Exercise materials:
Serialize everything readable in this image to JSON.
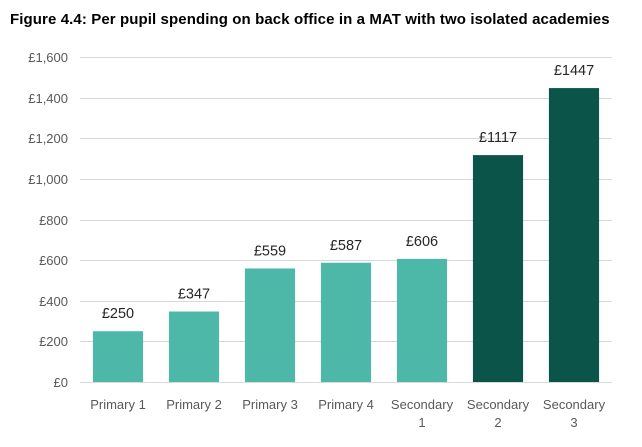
{
  "title": "Figure 4.4: Per pupil spending on back office in a MAT with two isolated academies",
  "colors": {
    "light": "#4db8a8",
    "dark": "#0b5449"
  },
  "chart_data": {
    "type": "bar",
    "title": "Figure 4.4: Per pupil spending on back office in a MAT with two isolated academies",
    "xlabel": "",
    "ylabel": "",
    "categories": [
      [
        "Primary 1"
      ],
      [
        "Primary 2"
      ],
      [
        "Primary 3"
      ],
      [
        "Primary 4"
      ],
      [
        "Secondary",
        "1"
      ],
      [
        "Secondary",
        "2"
      ],
      [
        "Secondary",
        "3"
      ]
    ],
    "values": [
      250,
      347,
      559,
      587,
      606,
      1117,
      1447
    ],
    "data_labels": [
      "£250",
      "£347",
      "£559",
      "£587",
      "£606",
      "£1117",
      "£1447"
    ],
    "bar_colors": [
      "light",
      "light",
      "light",
      "light",
      "light",
      "dark",
      "dark"
    ],
    "ylim": [
      0,
      1600
    ],
    "yticks": [
      0,
      200,
      400,
      600,
      800,
      1000,
      1200,
      1400,
      1600
    ],
    "ytick_labels": [
      "£0",
      "£200",
      "£400",
      "£600",
      "£800",
      "£1,000",
      "£1,200",
      "£1,400",
      "£1,600"
    ],
    "grid": true,
    "legend": "none"
  }
}
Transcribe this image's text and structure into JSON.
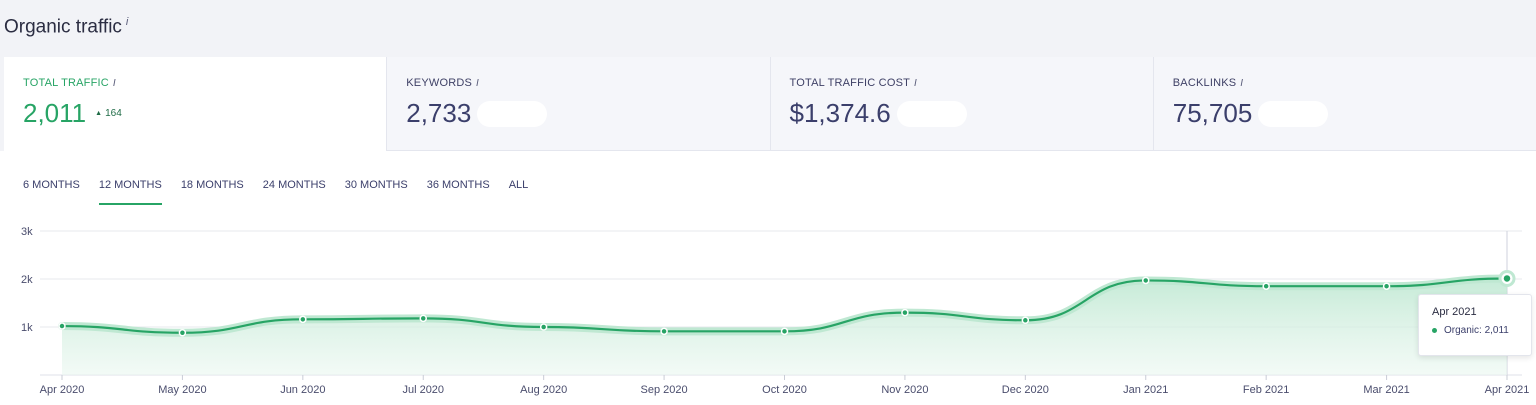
{
  "section": {
    "title": "Organic traffic",
    "info": "i"
  },
  "stats": [
    {
      "label": "TOTAL TRAFFIC",
      "info": "i",
      "value": "2,011",
      "delta": "164",
      "delta_direction": "up"
    },
    {
      "label": "KEYWORDS",
      "info": "i",
      "value": "2,733"
    },
    {
      "label": "TOTAL TRAFFIC COST",
      "info": "i",
      "value": "$1,374.6"
    },
    {
      "label": "BACKLINKS",
      "info": "i",
      "value": "75,705"
    }
  ],
  "tabs": [
    "6 MONTHS",
    "12 MONTHS",
    "18 MONTHS",
    "24 MONTHS",
    "30 MONTHS",
    "36 MONTHS",
    "ALL"
  ],
  "active_tab": "12 MONTHS",
  "colors": {
    "accent": "#27a465",
    "area": "#d8f1e3",
    "text": "#3b3f6b"
  },
  "tooltip": {
    "title": "Apr 2021",
    "label": "Organic",
    "value": "2,011",
    "text": "Organic: 2,011"
  },
  "chart_data": {
    "type": "area",
    "title": "",
    "xlabel": "",
    "ylabel": "",
    "x": [
      "Apr 2020",
      "May 2020",
      "Jun 2020",
      "Jul 2020",
      "Aug 2020",
      "Sep 2020",
      "Oct 2020",
      "Nov 2020",
      "Dec 2020",
      "Jan 2021",
      "Feb 2021",
      "Mar 2021",
      "Apr 2021"
    ],
    "y_ticks": [
      "3k",
      "2k",
      "1k"
    ],
    "ylim": [
      0,
      3000
    ],
    "grid": true,
    "series": [
      {
        "name": "Organic",
        "values": [
          1020,
          880,
          1160,
          1180,
          1000,
          910,
          910,
          1300,
          1140,
          1970,
          1850,
          1850,
          2011
        ]
      }
    ]
  }
}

What the task requires: What count of lines in the listing contain the word "spending"? Reply with the number only.

Complete answer: 2